======== Extrait à lire
Antispécisme - Libération animale

Pour un antispécisme non-opressif et inclusif

Réflexion sur l’antispécisme et les liens avec les oppressions systèmiques.
Texte issu de Wallonie Libertaire

CW : Racisme, sexisme, psychophobie, validisme, grossophobie

La lutte antispéciste a été ces dernières années gangrenées par des gens ouvertement racistes, sexistes, validistes, homophobes et/ou transphobe. Ainsi que par un certain nombre d’autres personnes/ collectifs tolérant la présence de ces oppressions au sein de cette lutte.

Nous nous devons dès lors de réaffirmer l’importance d’un antispécisme révolutionnaire, prenant en compte les oppressions systémiques et inclusif pour tou.te.s. Nous luttons pour la fin des oppressions, de toutes les oppressions touchant aussi bien les animaux non-humains que les humain.e.s.
================
======== Section des données
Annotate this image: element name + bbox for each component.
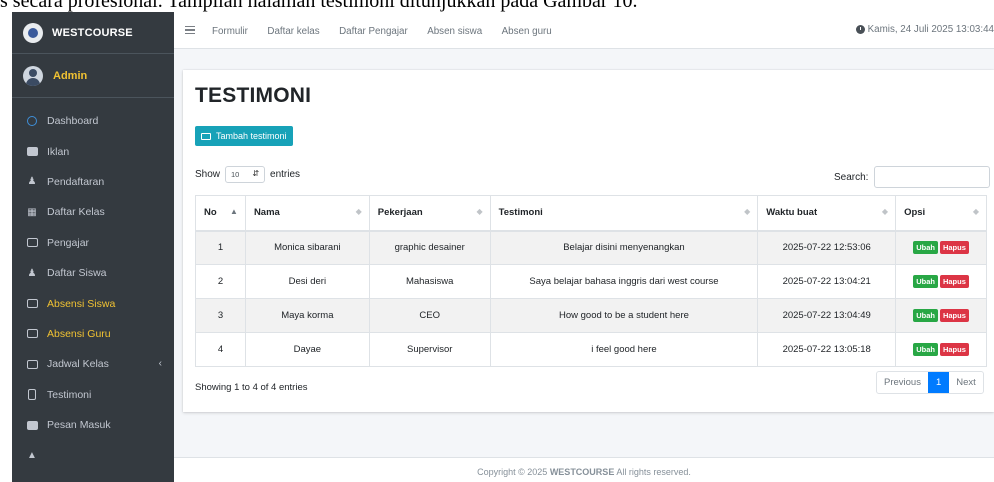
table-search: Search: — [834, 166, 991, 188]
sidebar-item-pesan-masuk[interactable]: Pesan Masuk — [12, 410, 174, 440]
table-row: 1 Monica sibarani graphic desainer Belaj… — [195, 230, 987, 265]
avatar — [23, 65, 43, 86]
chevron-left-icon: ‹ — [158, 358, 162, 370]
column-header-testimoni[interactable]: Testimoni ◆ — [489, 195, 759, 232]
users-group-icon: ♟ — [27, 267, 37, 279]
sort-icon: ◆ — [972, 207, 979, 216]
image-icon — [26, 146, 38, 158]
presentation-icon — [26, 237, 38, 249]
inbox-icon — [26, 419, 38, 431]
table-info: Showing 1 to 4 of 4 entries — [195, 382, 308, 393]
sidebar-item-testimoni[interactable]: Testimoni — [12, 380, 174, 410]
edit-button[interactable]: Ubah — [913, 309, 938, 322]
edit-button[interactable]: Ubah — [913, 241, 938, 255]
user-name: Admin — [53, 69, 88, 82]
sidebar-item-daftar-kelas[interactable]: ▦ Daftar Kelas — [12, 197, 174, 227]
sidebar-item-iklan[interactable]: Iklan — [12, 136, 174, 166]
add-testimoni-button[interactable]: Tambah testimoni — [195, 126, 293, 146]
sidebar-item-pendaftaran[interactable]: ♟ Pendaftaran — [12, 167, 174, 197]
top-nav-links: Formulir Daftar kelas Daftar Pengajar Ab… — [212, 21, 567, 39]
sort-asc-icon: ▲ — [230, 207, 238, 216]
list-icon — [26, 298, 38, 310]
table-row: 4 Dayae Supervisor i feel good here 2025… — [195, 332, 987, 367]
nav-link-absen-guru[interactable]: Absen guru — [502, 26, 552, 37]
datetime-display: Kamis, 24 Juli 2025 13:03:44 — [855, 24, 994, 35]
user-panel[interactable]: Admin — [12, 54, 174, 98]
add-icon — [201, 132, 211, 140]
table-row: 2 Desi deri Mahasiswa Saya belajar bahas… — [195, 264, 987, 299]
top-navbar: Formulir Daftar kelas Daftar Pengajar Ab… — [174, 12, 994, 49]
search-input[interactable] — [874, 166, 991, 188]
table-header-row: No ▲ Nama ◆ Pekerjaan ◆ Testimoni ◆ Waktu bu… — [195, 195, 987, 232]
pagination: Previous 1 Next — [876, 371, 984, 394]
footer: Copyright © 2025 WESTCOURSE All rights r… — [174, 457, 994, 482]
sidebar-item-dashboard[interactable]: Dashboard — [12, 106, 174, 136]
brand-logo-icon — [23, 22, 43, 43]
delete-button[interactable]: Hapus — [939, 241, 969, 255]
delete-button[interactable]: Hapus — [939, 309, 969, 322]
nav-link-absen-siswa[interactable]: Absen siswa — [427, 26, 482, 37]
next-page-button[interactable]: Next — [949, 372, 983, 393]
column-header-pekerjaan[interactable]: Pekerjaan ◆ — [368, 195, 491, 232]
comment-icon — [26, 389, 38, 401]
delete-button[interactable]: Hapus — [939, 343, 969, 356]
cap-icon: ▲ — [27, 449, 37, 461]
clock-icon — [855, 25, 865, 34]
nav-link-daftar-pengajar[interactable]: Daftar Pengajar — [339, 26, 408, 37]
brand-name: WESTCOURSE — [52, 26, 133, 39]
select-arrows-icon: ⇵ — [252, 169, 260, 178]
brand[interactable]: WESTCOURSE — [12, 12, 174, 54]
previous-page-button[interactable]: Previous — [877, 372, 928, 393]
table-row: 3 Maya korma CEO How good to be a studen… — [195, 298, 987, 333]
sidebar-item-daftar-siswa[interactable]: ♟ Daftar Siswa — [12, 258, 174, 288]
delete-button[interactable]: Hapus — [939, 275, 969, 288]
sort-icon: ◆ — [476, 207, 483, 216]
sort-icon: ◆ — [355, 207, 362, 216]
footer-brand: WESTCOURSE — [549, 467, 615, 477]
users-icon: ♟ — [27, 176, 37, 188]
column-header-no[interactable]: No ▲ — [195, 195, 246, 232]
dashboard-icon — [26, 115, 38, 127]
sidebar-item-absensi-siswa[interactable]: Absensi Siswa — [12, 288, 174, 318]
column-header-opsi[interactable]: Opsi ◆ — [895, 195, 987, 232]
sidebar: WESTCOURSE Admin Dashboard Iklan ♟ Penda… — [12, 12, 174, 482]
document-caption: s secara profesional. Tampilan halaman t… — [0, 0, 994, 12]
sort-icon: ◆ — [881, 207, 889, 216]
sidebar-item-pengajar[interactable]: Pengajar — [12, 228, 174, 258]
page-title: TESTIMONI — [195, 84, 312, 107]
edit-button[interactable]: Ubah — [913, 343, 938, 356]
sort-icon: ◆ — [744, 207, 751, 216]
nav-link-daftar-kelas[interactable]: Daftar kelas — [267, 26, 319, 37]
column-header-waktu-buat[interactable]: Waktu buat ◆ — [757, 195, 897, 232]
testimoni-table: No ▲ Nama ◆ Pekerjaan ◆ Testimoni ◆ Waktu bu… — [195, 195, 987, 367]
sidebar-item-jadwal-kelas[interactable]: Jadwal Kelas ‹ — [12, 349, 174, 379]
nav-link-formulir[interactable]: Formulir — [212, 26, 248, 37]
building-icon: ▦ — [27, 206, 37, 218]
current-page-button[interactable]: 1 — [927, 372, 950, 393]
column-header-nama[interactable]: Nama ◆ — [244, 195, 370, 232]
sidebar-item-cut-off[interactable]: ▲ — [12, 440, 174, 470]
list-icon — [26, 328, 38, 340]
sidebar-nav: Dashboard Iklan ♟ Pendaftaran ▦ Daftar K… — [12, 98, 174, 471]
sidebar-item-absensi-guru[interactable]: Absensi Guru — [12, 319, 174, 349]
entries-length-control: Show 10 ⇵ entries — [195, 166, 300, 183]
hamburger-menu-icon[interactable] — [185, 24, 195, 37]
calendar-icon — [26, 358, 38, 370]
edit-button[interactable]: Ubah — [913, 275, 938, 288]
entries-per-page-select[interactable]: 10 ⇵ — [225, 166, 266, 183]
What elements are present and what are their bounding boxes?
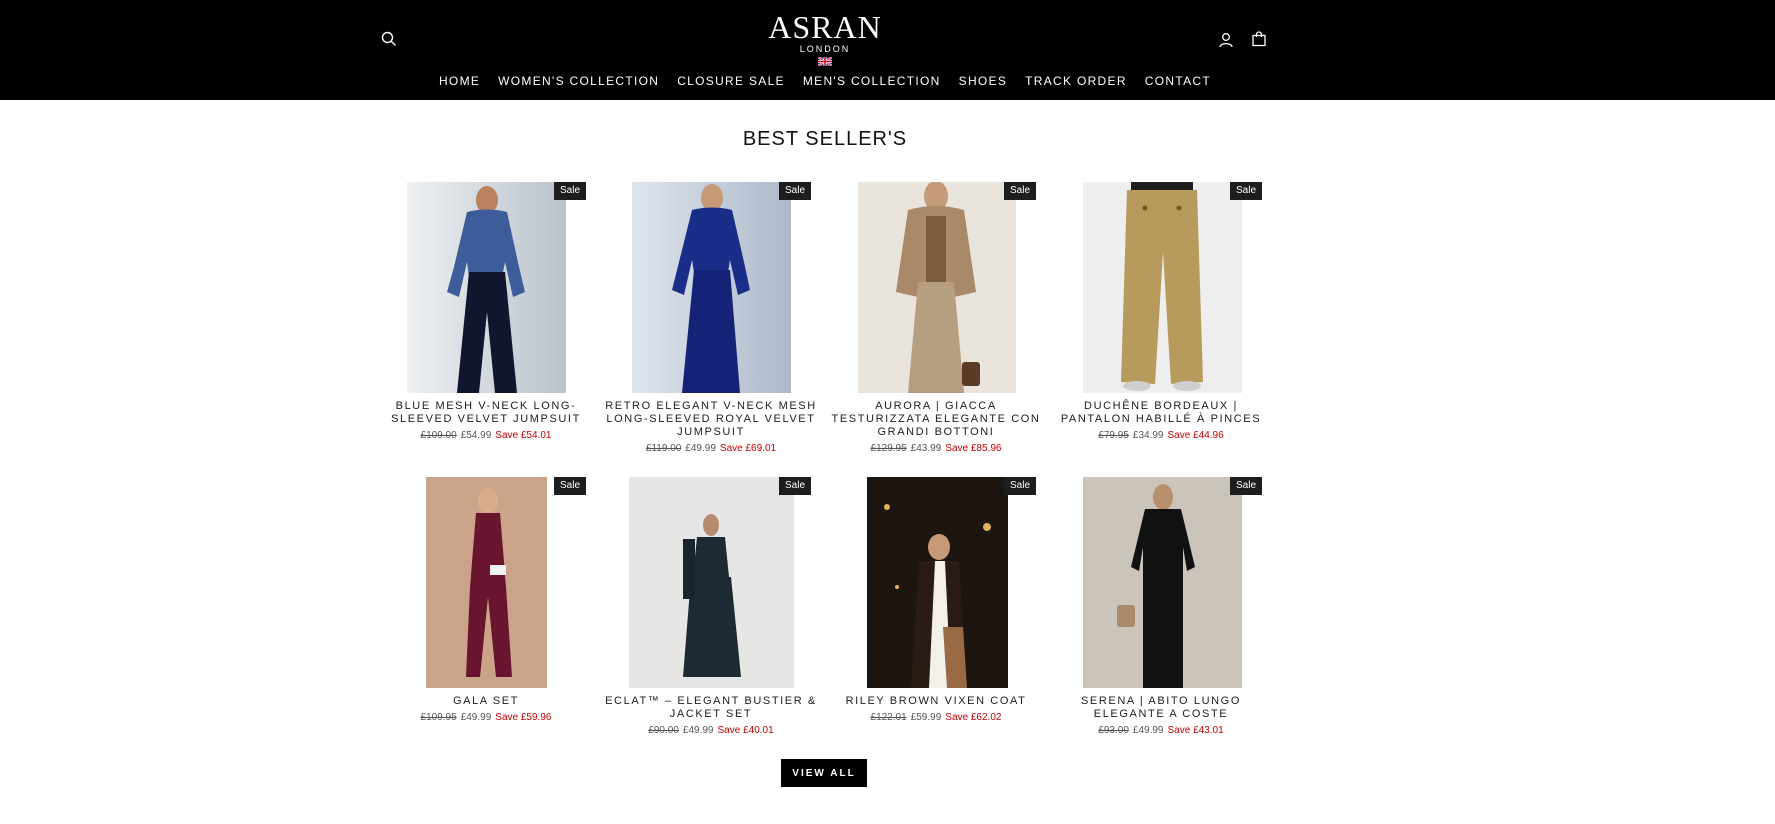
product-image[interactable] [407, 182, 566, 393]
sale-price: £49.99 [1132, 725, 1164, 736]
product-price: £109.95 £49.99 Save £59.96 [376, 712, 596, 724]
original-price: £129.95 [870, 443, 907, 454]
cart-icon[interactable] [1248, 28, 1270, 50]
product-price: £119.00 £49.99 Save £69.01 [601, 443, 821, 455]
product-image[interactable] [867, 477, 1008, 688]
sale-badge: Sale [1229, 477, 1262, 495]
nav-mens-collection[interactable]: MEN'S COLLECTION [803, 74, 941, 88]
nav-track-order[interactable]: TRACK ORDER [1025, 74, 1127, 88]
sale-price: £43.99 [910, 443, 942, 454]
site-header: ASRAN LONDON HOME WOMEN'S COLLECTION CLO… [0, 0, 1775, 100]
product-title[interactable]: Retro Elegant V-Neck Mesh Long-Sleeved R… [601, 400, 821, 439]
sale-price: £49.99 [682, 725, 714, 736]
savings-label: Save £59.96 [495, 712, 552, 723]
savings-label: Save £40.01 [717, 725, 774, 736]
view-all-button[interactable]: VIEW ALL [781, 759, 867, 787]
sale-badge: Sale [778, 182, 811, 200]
================
## [Tâches à faire]
[a] Répondez à ces questions sur le texte sur l'antispécisme :
(i) De quelle source le texte est-il issu ?
(ii) Quels sujets la mention « CW » énumère-t-elle ?
(iii) Quels êtres sont touchés par les oppressions dont le texte vise la fin ?
[b] Recopiez le passage du texte sur l'antispécisme de "Pour un antispécisme" à "de cette lutte." en substituant "minées" à "gangrenées".

## [Réponses finales]
[a]
(i) Wallonie Libertaire.
(ii) Racisme, sexisme, psychophobie, validisme, grossophobie.
(iii) Les animaux non-humains et les humain.e.s.

[b]
Pour un antispécisme non-opressif et inclusif

Réflexion sur l’antispécisme et les liens avec les oppressions systèmiques.
Texte issu de Wallonie Libertaire

CW : Racisme, sexisme, psychophobie, validisme, grossophobie

La lutte antispéciste a été ces dernières années minées par des gens ouvertement racistes, sexistes, validistes, homophobes et/ou transphobe. Ainsi que par un certain nombre d’autres personnes/ collectifs tolérant la présence de ces oppressions au sein de cette lutte.